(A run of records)
========

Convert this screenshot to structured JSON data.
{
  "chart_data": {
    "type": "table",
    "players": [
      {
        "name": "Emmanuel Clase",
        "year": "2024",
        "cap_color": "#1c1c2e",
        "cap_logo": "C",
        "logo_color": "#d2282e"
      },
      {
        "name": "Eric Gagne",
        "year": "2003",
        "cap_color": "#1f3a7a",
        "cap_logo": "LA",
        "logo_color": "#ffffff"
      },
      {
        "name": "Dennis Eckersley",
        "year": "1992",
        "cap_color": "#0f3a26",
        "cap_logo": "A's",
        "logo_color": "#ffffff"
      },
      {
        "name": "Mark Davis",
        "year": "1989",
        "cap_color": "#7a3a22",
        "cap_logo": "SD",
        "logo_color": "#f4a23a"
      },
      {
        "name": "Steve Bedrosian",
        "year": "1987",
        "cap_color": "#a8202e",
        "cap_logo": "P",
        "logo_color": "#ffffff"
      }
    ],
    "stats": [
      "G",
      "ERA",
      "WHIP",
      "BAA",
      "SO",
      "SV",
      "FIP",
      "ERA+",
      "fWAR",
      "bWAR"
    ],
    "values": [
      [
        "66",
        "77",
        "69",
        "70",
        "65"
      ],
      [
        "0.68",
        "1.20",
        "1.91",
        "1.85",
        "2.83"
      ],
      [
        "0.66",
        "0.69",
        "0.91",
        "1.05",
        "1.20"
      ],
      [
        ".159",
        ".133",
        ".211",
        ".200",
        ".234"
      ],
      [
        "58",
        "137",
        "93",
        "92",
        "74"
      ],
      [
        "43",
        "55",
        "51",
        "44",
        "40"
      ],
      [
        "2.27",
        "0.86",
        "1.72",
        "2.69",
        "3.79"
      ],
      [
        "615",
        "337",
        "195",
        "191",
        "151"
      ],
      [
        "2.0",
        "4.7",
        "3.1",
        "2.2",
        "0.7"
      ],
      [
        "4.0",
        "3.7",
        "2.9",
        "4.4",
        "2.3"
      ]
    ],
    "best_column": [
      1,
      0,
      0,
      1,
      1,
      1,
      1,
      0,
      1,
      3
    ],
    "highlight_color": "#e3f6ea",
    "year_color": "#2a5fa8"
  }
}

========

Aim: Using the material above, gather every line that includes "name".

Result:
        "name": "Emmanuel Clase",
        "name": "Eric Gagne",
        "name": "Dennis Eckersley",
        "name": "Mark Davis",
        "name": "Steve Bedrosian",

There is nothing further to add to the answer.